*Exercise requirements*:
Repeat, exactly and completely, the material that follows. Omit the pictures.

*Data entries*:

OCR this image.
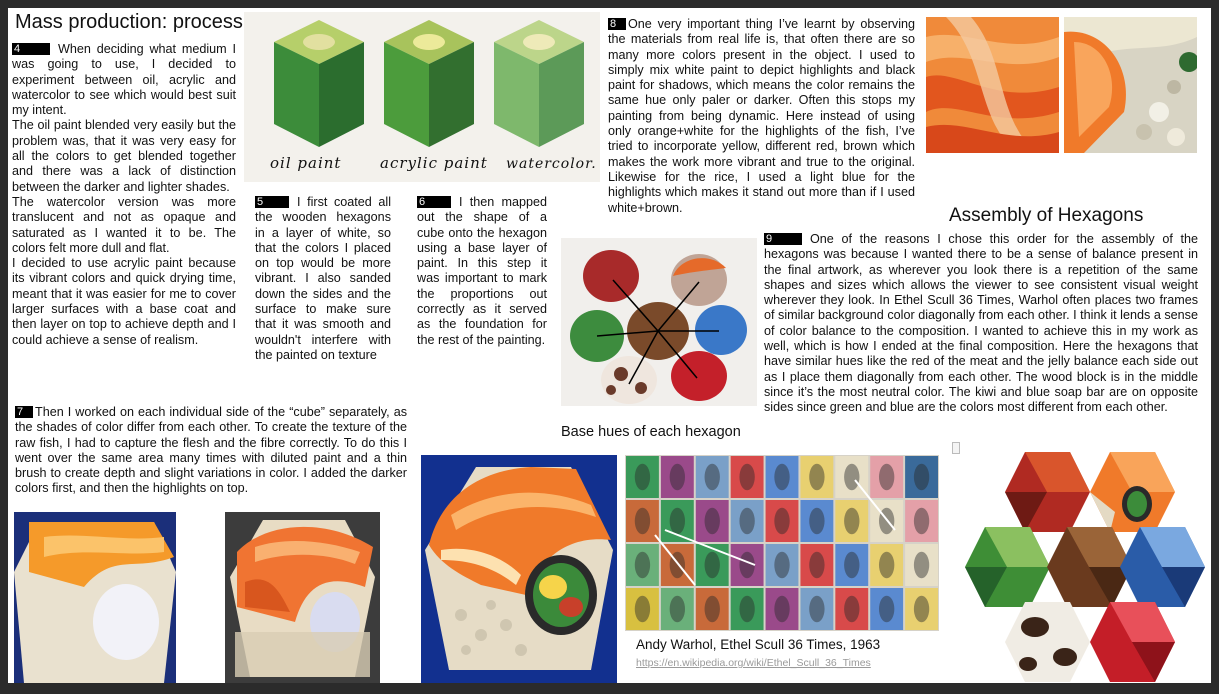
Mass production: process

4	When deciding what medium I was going to use, I decided to experiment between oil, acrylic and watercolor to see which would best suit my intent.

The oil paint blended very easily but the problem was, that it was very easy for all the colors to get blended together and there was a lack of distinction between the darker and lighter shades.

The watercolor version was more translucent and not as opaque and saturated as I wanted it to be. The colors felt more dull and flat.

I decided to use acrylic paint because its vibrant colors and quick drying time, meant that it was easier for me to cover larger surfaces with a base coat and then layer on top to achieve depth and I could achieve a sense of realism.

oil paint	acrylic paint watercolor.
5	I first coated all the wooden hexagons in a layer of white, so that the colors I placed on top would be more vibrant. I also sanded down the sides and the surface to make sure that it was smooth and wouldn't interfere with the painted on texture
6	I then mapped out the shape of a cube onto the hexagon using a base layer of paint. In this step it was important to mark the proportions out correctly as it served as the foundation for the rest of the painting.
8 One very important thing I’ve learnt by observing the materials from real life is, that often there are so many more colors present in the object. I used to simply mix white paint to depict highlights and black paint for shadows, which means the color remains the same hue only paler or darker. Often this stops my painting from being dynamic. Here instead of using only orange+white for the highlights of the fish, I’ve tried to incorporate yellow, different red, brown which makes the work more vibrant and true to the original. Likewise for the rice, I used a light blue for the highlights which makes it stand out more than if I used white+brown.	Assembly of Hexagons
Base hues of each hexagon
9	One of the reasons I chose this order for the assembly of the hexagons was because I wanted there to be a sense of balance present in the final artwork, as wherever you look there is a repetition of the same shapes and sizes which allows the viewer to see consistent visual weight wherever they look. In Ethel Scull 36 Times, Warhol often places two frames of similar background color diagonally from each other. I think it lends a sense of color balance to the composition. I wanted to achieve this in my work as well, which is how I ended at the final composition. Here the hexagons that have similar hues like the red of the meat and the jelly balance each side out as I place them diagonally from each other. The wood block is in the middle since it’s the most neutral color. The kiwi and blue soap bar are on opposite sides since green and blue are the colors most different from each other.
7 Then I worked on each individual side of the “cube” separately, as the shades of color differ from each other. To create the texture of the raw fish, I had to capture the flesh and the fibre correctly. To do this I went over the same area many times with diluted paint and a thin brush to create depth and slight variations in color. I added the darker colors first, and then the highlights on top.
Andy Warhol, Ethel Scull 36 Times, 1963
https://en.wikipedia.org/wiki/Ethel_Scull_36_Times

*Problem solution*:
OCR this image.
Mass production: process

4	When deciding what medium I was going to use, I decided to experiment between oil, acrylic and watercolor to see which would best suit my intent.

The oil paint blended very easily but the problem was, that it was very easy for all the colors to get blended together and there was a lack of distinction between the darker and lighter shades.

The watercolor version was more translucent and not as opaque and saturated as I wanted it to be. The colors felt more dull and flat.

I decided to use acrylic paint because its vibrant colors and quick drying time, meant that it was easier for me to cover larger surfaces with a base coat and then layer on top to achieve depth and I could achieve a sense of realism.

oil paint	acrylic paint watercolor.
5	I first coated all the wooden hexagons in a layer of white, so that the colors I placed on top would be more vibrant. I also sanded down the sides and the surface to make sure that it was smooth and wouldn't interfere with the painted on texture
6	I then mapped out the shape of a cube onto the hexagon using a base layer of paint. In this step it was important to mark the proportions out correctly as it served as the foundation for the rest of the painting.
8 One very important thing I’ve learnt by observing the materials from real life is, that often there are so many more colors present in the object. I used to simply mix white paint to depict highlights and black paint for shadows, which means the color remains the same hue only paler or darker. Often this stops my painting from being dynamic. Here instead of using only orange+white for the highlights of the fish, I’ve tried to incorporate yellow, different red, brown which makes the work more vibrant and true to the original. Likewise for the rice, I used a light blue for the highlights which makes it stand out more than if I used white+brown.	Assembly of Hexagons
Base hues of each hexagon
9	One of the reasons I chose this order for the assembly of the hexagons was because I wanted there to be a sense of balance present in the final artwork, as wherever you look there is a repetition of the same shapes and sizes which allows the viewer to see consistent visual weight wherever they look. In Ethel Scull 36 Times, Warhol often places two frames of similar background color diagonally from each other. I think it lends a sense of color balance to the composition. I wanted to achieve this in my work as well, which is how I ended at the final composition. Here the hexagons that have similar hues like the red of the meat and the jelly balance each side out as I place them diagonally from each other. The wood block is in the middle since it’s the most neutral color. The kiwi and blue soap bar are on opposite sides since green and blue are the colors most different from each other.
7 Then I worked on each individual side of the “cube” separately, as the shades of color differ from each other. To create the texture of the raw fish, I had to capture the flesh and the fibre correctly. To do this I went over the same area many times with diluted paint and a thin brush to create depth and slight variations in color. I added the darker colors first, and then the highlights on top.
Andy Warhol, Ethel Scull 36 Times, 1963
https://en.wikipedia.org/wiki/Ethel_Scull_36_Times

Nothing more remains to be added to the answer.